▶ [Given instruction]: Reproduce every line in the listing that contains the word "right".

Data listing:
•••••

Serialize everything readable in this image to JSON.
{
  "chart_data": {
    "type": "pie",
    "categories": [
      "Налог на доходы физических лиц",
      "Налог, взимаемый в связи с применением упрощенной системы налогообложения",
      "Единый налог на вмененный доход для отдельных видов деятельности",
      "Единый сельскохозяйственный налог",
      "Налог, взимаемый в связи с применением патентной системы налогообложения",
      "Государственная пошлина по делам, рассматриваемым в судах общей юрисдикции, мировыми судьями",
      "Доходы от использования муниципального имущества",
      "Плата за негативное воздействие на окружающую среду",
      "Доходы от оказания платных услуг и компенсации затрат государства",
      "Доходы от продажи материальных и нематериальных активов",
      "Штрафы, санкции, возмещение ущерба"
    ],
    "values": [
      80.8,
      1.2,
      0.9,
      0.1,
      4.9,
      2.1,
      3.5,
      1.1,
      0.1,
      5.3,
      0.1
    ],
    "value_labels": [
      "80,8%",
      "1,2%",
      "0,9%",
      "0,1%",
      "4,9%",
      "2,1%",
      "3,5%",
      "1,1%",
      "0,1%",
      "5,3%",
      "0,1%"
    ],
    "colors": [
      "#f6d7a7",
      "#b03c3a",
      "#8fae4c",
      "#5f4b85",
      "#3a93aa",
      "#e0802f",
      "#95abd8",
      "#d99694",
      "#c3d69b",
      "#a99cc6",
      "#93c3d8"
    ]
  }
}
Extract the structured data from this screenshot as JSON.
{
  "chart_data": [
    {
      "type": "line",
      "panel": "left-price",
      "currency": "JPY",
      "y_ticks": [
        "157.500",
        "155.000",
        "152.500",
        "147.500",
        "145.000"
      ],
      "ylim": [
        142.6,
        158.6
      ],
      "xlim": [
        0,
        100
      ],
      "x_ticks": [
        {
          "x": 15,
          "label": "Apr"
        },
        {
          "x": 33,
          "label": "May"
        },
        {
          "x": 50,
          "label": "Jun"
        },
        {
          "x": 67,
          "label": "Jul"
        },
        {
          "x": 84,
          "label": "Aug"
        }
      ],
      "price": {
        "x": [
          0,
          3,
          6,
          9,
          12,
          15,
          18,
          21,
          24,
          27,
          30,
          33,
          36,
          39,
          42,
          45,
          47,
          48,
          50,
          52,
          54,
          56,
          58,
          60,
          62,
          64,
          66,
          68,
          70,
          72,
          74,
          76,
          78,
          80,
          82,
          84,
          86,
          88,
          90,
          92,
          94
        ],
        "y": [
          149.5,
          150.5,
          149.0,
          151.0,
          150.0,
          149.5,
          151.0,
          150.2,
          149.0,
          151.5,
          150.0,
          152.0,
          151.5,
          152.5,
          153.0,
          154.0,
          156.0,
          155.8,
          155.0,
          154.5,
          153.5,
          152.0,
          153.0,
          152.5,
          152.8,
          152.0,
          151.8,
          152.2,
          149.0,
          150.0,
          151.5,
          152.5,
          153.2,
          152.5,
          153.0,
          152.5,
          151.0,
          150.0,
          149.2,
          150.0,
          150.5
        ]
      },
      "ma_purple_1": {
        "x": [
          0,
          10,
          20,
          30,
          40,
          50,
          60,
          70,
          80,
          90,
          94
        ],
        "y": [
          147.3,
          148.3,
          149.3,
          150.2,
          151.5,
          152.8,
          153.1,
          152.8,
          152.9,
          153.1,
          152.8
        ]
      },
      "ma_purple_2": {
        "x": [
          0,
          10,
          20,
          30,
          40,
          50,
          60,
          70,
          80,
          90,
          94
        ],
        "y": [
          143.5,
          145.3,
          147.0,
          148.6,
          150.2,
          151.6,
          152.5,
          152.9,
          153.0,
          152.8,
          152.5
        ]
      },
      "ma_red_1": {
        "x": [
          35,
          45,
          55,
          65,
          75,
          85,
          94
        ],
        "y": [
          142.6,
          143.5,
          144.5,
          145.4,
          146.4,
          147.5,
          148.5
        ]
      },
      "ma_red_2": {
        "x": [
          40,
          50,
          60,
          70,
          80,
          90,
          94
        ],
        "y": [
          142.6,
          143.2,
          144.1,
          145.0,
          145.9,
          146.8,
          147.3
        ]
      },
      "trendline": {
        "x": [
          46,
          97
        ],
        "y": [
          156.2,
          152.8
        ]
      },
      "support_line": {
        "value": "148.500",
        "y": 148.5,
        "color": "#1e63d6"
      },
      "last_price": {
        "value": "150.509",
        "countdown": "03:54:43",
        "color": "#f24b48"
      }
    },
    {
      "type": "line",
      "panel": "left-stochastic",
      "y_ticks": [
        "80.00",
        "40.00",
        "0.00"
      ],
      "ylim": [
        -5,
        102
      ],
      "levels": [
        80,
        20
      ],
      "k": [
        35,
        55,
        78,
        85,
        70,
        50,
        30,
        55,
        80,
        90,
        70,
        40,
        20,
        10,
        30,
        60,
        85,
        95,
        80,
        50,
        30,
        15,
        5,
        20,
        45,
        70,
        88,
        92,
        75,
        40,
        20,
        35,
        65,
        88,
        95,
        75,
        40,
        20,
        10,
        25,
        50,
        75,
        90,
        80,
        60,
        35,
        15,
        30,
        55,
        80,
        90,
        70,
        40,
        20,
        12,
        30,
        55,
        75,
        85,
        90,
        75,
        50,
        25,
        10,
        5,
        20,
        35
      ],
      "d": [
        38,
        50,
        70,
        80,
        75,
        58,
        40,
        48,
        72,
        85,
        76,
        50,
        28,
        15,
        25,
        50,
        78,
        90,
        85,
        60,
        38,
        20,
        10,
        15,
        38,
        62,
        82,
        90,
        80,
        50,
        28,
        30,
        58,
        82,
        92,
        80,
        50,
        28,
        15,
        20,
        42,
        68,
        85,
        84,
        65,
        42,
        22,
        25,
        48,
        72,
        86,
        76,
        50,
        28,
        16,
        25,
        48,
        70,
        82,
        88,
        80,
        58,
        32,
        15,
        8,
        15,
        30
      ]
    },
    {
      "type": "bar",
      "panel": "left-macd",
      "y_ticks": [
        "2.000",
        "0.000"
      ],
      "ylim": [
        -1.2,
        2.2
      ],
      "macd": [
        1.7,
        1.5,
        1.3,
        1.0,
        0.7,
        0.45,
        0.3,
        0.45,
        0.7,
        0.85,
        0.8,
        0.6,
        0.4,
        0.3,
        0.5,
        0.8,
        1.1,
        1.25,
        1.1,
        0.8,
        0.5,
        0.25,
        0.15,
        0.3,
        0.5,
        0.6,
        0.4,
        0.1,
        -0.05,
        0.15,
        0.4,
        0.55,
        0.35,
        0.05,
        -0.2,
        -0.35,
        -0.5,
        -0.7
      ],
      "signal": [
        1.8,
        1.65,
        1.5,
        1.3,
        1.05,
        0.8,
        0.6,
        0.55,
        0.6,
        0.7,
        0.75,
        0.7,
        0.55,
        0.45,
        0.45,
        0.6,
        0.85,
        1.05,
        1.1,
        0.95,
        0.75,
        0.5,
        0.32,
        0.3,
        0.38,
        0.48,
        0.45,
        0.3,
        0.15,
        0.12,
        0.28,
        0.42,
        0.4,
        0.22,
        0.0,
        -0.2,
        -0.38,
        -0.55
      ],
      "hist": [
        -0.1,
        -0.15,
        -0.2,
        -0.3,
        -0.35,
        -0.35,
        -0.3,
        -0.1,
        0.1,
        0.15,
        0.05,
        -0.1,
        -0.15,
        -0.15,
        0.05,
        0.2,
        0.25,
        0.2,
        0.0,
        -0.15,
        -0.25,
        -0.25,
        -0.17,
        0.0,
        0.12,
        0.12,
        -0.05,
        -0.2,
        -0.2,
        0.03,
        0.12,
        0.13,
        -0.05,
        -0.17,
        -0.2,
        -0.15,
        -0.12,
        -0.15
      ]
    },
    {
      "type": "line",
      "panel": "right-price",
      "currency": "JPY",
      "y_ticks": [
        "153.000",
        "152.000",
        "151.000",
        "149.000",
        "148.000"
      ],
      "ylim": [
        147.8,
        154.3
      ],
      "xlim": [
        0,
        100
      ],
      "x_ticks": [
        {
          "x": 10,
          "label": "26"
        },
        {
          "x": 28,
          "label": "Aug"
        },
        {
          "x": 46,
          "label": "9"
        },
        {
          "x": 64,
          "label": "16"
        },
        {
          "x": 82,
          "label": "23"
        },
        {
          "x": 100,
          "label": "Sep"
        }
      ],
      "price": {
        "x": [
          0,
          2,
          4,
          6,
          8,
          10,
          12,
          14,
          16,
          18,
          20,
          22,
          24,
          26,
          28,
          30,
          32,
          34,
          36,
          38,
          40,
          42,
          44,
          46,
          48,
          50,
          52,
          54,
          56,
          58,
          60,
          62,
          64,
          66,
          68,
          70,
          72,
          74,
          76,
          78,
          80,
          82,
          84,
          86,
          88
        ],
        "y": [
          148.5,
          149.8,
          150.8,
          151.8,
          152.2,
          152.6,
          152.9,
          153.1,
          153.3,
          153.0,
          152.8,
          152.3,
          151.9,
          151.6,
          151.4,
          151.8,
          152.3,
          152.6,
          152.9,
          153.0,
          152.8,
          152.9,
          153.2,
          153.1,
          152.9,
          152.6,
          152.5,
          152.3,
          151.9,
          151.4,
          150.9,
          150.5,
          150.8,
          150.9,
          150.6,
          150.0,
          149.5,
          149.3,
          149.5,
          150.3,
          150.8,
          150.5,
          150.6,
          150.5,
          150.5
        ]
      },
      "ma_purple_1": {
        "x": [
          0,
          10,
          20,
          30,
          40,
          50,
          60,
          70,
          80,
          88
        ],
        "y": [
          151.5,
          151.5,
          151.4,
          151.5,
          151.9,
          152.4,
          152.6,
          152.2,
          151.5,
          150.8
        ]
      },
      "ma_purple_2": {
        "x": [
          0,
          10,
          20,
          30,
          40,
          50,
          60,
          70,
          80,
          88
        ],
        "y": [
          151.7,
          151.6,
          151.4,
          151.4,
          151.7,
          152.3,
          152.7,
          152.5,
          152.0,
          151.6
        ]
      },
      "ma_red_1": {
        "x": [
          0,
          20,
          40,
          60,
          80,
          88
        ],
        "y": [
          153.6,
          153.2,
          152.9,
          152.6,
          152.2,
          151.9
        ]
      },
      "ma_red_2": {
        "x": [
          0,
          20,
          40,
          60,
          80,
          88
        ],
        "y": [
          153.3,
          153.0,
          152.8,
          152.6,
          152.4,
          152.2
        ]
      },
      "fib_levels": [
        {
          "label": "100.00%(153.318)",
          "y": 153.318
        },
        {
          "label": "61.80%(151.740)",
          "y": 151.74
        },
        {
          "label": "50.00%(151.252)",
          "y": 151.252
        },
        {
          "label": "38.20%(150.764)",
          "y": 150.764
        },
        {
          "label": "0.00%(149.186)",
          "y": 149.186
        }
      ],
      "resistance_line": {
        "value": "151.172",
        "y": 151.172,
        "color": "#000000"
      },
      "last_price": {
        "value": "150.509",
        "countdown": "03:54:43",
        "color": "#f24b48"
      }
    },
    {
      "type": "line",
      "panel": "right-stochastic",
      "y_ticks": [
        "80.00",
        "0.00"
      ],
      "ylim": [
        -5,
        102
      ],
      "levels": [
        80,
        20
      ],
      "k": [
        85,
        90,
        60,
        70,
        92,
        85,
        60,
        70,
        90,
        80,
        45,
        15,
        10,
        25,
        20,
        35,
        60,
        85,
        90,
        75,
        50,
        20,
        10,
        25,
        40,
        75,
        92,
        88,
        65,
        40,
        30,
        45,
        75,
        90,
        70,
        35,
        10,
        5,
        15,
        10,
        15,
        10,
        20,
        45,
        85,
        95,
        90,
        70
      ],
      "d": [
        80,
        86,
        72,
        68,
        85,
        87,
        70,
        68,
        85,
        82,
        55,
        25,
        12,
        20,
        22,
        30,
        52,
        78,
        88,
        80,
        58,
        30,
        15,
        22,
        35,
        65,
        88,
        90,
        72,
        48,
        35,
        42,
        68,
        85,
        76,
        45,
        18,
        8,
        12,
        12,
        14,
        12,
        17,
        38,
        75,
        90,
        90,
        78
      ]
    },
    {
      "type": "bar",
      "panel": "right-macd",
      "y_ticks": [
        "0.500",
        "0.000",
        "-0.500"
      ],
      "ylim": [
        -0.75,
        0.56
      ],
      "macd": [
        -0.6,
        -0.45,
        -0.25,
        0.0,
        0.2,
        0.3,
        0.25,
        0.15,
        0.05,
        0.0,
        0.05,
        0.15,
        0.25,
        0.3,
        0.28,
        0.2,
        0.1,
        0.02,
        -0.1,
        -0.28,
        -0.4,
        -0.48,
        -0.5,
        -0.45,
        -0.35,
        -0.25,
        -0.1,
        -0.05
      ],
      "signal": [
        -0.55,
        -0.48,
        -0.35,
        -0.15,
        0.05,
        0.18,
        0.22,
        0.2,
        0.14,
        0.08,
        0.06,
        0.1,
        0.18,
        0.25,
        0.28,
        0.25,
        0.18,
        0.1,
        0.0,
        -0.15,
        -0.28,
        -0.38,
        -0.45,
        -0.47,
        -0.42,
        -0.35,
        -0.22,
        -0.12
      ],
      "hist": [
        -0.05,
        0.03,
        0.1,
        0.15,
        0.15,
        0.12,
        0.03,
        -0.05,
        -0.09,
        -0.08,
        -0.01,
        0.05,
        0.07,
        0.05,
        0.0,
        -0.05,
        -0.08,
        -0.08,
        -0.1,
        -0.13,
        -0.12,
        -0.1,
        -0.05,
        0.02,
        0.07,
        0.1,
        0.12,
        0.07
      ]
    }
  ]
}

•••••

▶ [Solution]:
      "panel": "right-price",
      "panel": "right-stochastic",
      "panel": "right-macd",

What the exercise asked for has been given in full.